▶ Exercise goal:
Using the data below, copy each line that includes the word "yang".

▶ Input:
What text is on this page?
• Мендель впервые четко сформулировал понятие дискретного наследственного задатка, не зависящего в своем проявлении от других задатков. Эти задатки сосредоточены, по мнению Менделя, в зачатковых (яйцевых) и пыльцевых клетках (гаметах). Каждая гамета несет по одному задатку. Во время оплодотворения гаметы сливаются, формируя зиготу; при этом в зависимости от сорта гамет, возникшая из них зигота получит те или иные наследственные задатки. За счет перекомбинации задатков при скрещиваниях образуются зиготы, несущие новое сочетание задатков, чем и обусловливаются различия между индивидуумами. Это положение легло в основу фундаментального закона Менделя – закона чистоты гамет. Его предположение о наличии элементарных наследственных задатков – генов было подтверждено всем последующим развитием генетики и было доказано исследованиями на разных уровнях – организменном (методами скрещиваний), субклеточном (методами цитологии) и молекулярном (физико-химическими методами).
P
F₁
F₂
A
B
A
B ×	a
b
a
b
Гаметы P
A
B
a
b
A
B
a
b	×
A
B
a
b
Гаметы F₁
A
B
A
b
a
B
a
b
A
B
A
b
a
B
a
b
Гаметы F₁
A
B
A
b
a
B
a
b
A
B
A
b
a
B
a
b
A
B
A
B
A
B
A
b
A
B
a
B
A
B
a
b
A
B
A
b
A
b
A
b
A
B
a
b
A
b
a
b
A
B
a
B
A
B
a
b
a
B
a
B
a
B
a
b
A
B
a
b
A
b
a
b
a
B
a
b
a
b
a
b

==

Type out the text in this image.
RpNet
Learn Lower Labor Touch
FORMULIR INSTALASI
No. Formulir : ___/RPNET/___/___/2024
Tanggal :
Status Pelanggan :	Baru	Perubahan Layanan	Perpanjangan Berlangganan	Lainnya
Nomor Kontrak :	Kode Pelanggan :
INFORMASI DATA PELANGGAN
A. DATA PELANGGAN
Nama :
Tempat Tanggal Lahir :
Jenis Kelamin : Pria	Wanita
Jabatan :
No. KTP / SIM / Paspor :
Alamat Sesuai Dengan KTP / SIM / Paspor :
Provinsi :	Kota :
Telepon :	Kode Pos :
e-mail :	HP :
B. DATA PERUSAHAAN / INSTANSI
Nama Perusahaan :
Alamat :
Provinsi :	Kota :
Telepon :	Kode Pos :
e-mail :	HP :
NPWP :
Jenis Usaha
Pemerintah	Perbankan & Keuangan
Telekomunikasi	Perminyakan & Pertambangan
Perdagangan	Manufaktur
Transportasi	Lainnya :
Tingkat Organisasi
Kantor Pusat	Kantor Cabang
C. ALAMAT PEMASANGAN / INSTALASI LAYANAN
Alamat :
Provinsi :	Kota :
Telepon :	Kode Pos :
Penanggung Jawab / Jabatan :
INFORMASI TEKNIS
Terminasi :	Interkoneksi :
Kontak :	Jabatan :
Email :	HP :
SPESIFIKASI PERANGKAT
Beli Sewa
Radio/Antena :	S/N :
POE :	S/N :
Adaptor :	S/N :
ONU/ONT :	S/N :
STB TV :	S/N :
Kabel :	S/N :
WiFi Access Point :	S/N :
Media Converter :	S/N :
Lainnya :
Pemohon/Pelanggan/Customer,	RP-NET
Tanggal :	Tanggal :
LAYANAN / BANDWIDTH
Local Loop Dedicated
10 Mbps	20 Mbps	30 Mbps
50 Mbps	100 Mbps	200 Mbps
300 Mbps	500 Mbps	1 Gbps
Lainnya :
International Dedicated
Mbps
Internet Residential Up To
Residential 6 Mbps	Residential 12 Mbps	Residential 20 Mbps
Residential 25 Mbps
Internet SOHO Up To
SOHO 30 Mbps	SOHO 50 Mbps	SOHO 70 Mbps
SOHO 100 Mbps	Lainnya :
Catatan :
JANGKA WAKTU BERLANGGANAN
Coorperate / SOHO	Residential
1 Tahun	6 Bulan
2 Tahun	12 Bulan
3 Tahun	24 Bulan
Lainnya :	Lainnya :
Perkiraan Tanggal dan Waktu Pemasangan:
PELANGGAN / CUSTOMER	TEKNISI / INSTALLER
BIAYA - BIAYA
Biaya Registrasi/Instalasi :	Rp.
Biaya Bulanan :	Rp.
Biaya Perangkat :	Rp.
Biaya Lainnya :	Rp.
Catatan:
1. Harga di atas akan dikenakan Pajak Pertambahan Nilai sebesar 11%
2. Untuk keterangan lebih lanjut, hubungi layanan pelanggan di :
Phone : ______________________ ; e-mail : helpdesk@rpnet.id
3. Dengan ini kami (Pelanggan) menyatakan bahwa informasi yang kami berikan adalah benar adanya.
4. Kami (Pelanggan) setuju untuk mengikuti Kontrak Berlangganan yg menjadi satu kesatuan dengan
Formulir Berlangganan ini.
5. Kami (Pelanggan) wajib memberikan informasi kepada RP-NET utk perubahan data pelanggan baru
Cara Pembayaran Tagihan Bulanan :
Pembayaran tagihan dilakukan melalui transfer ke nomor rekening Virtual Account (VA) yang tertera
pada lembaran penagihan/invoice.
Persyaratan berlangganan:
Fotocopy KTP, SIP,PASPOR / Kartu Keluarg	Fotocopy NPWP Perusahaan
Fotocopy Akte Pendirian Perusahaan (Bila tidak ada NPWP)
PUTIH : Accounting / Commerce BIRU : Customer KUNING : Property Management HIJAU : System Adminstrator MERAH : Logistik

▶ Task result:
3. Dengan ini kami (Pelanggan) menyatakan bahwa informasi yang kami berikan adalah benar adanya.
Pembayaran tagihan dilakukan melalui transfer ke nomor rekening Virtual Account (VA) yang tertera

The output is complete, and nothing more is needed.